[Data entries for graphics]
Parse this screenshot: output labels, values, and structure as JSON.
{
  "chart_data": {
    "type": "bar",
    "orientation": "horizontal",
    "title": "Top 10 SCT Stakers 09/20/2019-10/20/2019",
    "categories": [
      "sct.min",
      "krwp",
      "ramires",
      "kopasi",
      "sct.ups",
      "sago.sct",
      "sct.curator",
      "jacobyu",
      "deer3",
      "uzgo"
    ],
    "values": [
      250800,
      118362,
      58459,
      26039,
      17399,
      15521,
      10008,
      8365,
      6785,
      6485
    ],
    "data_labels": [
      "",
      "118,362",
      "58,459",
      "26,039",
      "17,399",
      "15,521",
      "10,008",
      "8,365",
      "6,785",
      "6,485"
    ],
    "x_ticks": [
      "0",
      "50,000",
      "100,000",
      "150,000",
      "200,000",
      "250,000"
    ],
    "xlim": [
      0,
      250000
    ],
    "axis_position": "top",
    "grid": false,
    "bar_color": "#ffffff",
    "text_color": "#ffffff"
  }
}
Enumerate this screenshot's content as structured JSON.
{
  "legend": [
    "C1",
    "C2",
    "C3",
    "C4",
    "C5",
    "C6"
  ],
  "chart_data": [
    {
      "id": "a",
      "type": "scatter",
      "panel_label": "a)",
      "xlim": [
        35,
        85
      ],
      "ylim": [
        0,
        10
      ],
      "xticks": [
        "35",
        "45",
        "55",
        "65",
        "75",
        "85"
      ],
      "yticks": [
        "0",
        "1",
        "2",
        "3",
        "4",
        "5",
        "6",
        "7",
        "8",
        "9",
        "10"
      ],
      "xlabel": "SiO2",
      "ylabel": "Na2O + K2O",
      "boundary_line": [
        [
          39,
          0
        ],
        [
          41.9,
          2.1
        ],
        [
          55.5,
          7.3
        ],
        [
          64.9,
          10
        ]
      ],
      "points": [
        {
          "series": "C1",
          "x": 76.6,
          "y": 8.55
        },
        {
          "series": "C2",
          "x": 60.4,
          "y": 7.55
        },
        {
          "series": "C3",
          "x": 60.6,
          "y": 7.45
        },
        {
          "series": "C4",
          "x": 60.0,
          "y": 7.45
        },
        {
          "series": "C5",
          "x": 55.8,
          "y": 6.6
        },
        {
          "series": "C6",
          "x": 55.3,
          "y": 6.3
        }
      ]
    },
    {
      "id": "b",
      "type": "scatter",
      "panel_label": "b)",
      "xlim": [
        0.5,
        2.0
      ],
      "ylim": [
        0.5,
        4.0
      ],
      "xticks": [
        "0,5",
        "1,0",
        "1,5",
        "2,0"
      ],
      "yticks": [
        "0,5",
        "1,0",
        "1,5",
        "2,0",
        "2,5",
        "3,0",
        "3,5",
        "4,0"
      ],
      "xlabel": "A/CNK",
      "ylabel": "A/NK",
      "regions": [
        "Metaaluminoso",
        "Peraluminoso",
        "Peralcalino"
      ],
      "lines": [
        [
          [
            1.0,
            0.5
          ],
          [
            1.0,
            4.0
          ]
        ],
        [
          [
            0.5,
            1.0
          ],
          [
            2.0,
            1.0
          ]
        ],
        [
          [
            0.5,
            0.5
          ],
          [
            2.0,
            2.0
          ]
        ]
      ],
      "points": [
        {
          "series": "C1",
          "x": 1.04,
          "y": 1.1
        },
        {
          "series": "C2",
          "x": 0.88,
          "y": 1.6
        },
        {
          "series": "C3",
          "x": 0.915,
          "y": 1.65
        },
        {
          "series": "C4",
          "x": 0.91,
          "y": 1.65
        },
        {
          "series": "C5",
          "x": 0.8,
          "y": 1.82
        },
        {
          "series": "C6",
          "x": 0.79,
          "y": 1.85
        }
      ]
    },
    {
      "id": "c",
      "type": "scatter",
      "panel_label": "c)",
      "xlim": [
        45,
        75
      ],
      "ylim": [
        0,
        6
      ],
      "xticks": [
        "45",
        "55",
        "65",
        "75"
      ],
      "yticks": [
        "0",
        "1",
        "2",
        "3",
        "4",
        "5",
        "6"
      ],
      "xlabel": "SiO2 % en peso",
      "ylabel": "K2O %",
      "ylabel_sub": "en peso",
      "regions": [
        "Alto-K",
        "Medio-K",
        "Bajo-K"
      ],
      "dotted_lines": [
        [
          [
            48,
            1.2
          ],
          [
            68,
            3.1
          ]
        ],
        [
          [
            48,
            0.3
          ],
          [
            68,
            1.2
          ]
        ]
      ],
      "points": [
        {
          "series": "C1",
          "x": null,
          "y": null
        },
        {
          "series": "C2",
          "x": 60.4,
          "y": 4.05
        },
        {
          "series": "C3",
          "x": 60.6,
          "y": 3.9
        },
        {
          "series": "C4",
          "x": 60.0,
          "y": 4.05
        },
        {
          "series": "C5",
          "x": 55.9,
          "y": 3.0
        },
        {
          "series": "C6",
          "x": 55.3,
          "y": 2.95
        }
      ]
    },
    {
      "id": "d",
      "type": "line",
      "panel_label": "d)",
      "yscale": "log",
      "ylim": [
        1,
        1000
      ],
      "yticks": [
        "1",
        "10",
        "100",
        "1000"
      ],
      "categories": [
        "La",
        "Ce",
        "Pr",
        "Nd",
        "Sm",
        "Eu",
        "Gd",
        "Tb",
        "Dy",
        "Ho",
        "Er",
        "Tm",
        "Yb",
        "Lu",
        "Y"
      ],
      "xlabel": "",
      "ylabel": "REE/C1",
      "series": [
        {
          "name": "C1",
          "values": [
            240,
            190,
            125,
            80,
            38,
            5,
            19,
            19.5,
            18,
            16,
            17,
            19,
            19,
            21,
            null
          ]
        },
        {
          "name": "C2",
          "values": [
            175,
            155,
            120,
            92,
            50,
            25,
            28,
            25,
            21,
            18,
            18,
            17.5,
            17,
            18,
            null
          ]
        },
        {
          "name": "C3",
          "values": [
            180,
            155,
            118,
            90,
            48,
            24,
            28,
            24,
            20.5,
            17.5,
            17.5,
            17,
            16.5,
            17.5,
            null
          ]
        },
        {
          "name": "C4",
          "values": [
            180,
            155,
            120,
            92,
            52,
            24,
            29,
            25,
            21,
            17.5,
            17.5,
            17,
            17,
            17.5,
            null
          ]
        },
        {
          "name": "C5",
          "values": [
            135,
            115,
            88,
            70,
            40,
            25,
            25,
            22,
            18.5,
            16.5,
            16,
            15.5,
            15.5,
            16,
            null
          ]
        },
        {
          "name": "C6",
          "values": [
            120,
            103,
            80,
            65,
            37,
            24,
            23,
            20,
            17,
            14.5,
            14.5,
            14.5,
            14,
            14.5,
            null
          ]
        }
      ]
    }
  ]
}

#### Exercise description:
Output all of the data above without any alteration.

#### Result:
Parse this screenshot: output labels, values, and structure as JSON.
{
  "chart_data": {
    "type": "bar",
    "orientation": "horizontal",
    "title": "Top 10 SCT Stakers 09/20/2019-10/20/2019",
    "categories": [
      "sct.min",
      "krwp",
      "ramires",
      "kopasi",
      "sct.ups",
      "sago.sct",
      "sct.curator",
      "jacobyu",
      "deer3",
      "uzgo"
    ],
    "values": [
      250800,
      118362,
      58459,
      26039,
      17399,
      15521,
      10008,
      8365,
      6785,
      6485
    ],
    "data_labels": [
      "",
      "118,362",
      "58,459",
      "26,039",
      "17,399",
      "15,521",
      "10,008",
      "8,365",
      "6,785",
      "6,485"
    ],
    "x_ticks": [
      "0",
      "50,000",
      "100,000",
      "150,000",
      "200,000",
      "250,000"
    ],
    "xlim": [
      0,
      250000
    ],
    "axis_position": "top",
    "grid": false,
    "bar_color": "#ffffff",
    "text_color": "#ffffff"
  }
}
Enumerate this screenshot's content as structured JSON.
{
  "legend": [
    "C1",
    "C2",
    "C3",
    "C4",
    "C5",
    "C6"
  ],
  "chart_data": [
    {
      "id": "a",
      "type": "scatter",
      "panel_label": "a)",
      "xlim": [
        35,
        85
      ],
      "ylim": [
        0,
        10
      ],
      "xticks": [
        "35",
        "45",
        "55",
        "65",
        "75",
        "85"
      ],
      "yticks": [
        "0",
        "1",
        "2",
        "3",
        "4",
        "5",
        "6",
        "7",
        "8",
        "9",
        "10"
      ],
      "xlabel": "SiO2",
      "ylabel": "Na2O + K2O",
      "boundary_line": [
        [
          39,
          0
        ],
        [
          41.9,
          2.1
        ],
        [
          55.5,
          7.3
        ],
        [
          64.9,
          10
        ]
      ],
      "points": [
        {
          "series": "C1",
          "x": 76.6,
          "y": 8.55
        },
        {
          "series": "C2",
          "x": 60.4,
          "y": 7.55
        },
        {
          "series": "C3",
          "x": 60.6,
          "y": 7.45
        },
        {
          "series": "C4",
          "x": 60.0,
          "y": 7.45
        },
        {
          "series": "C5",
          "x": 55.8,
          "y": 6.6
        },
        {
          "series": "C6",
          "x": 55.3,
          "y": 6.3
        }
      ]
    },
    {
      "id": "b",
      "type": "scatter",
      "panel_label": "b)",
      "xlim": [
        0.5,
        2.0
      ],
      "ylim": [
        0.5,
        4.0
      ],
      "xticks": [
        "0,5",
        "1,0",
        "1,5",
        "2,0"
      ],
      "yticks": [
        "0,5",
        "1,0",
        "1,5",
        "2,0",
        "2,5",
        "3,0",
        "3,5",
        "4,0"
      ],
      "xlabel": "A/CNK",
      "ylabel": "A/NK",
      "regions": [
        "Metaaluminoso",
        "Peraluminoso",
        "Peralcalino"
      ],
      "lines": [
        [
          [
            1.0,
            0.5
          ],
          [
            1.0,
            4.0
          ]
        ],
        [
          [
            0.5,
            1.0
          ],
          [
            2.0,
            1.0
          ]
        ],
        [
          [
            0.5,
            0.5
          ],
          [
            2.0,
            2.0
          ]
        ]
      ],
      "points": [
        {
          "series": "C1",
          "x": 1.04,
          "y": 1.1
        },
        {
          "series": "C2",
          "x": 0.88,
          "y": 1.6
        },
        {
          "series": "C3",
          "x": 0.915,
          "y": 1.65
        },
        {
          "series": "C4",
          "x": 0.91,
          "y": 1.65
        },
        {
          "series": "C5",
          "x": 0.8,
          "y": 1.82
        },
        {
          "series": "C6",
          "x": 0.79,
          "y": 1.85
        }
      ]
    },
    {
      "id": "c",
      "type": "scatter",
      "panel_label": "c)",
      "xlim": [
        45,
        75
      ],
      "ylim": [
        0,
        6
      ],
      "xticks": [
        "45",
        "55",
        "65",
        "75"
      ],
      "yticks": [
        "0",
        "1",
        "2",
        "3",
        "4",
        "5",
        "6"
      ],
      "xlabel": "SiO2 % en peso",
      "ylabel": "K2O %",
      "ylabel_sub": "en peso",
      "regions": [
        "Alto-K",
        "Medio-K",
        "Bajo-K"
      ],
      "dotted_lines": [
        [
          [
            48,
            1.2
          ],
          [
            68,
            3.1
          ]
        ],
        [
          [
            48,
            0.3
          ],
          [
            68,
            1.2
          ]
        ]
      ],
      "points": [
        {
          "series": "C1",
          "x": null,
          "y": null
        },
        {
          "series": "C2",
          "x": 60.4,
          "y": 4.05
        },
        {
          "series": "C3",
          "x": 60.6,
          "y": 3.9
        },
        {
          "series": "C4",
          "x": 60.0,
          "y": 4.05
        },
        {
          "series": "C5",
          "x": 55.9,
          "y": 3.0
        },
        {
          "series": "C6",
          "x": 55.3,
          "y": 2.95
        }
      ]
    },
    {
      "id": "d",
      "type": "line",
      "panel_label": "d)",
      "yscale": "log",
      "ylim": [
        1,
        1000
      ],
      "yticks": [
        "1",
        "10",
        "100",
        "1000"
      ],
      "categories": [
        "La",
        "Ce",
        "Pr",
        "Nd",
        "Sm",
        "Eu",
        "Gd",
        "Tb",
        "Dy",
        "Ho",
        "Er",
        "Tm",
        "Yb",
        "Lu",
        "Y"
      ],
      "xlabel": "",
      "ylabel": "REE/C1",
      "series": [
        {
          "name": "C1",
          "values": [
            240,
            190,
            125,
            80,
            38,
            5,
            19,
            19.5,
            18,
            16,
            17,
            19,
            19,
            21,
            null
          ]
        },
        {
          "name": "C2",
          "values": [
            175,
            155,
            120,
            92,
            50,
            25,
            28,
            25,
            21,
            18,
            18,
            17.5,
            17,
            18,
            null
          ]
        },
        {
          "name": "C3",
          "values": [
            180,
            155,
            118,
            90,
            48,
            24,
            28,
            24,
            20.5,
            17.5,
            17.5,
            17,
            16.5,
            17.5,
            null
          ]
        },
        {
          "name": "C4",
          "values": [
            180,
            155,
            120,
            92,
            52,
            24,
            29,
            25,
            21,
            17.5,
            17.5,
            17,
            17,
            17.5,
            null
          ]
        },
        {
          "name": "C5",
          "values": [
            135,
            115,
            88,
            70,
            40,
            25,
            25,
            22,
            18.5,
            16.5,
            16,
            15.5,
            15.5,
            16,
            null
          ]
        },
        {
          "name": "C6",
          "values": [
            120,
            103,
            80,
            65,
            37,
            24,
            23,
            20,
            17,
            14.5,
            14.5,
            14.5,
            14,
            14.5,
            null
          ]
        }
      ]
    }
  ]
}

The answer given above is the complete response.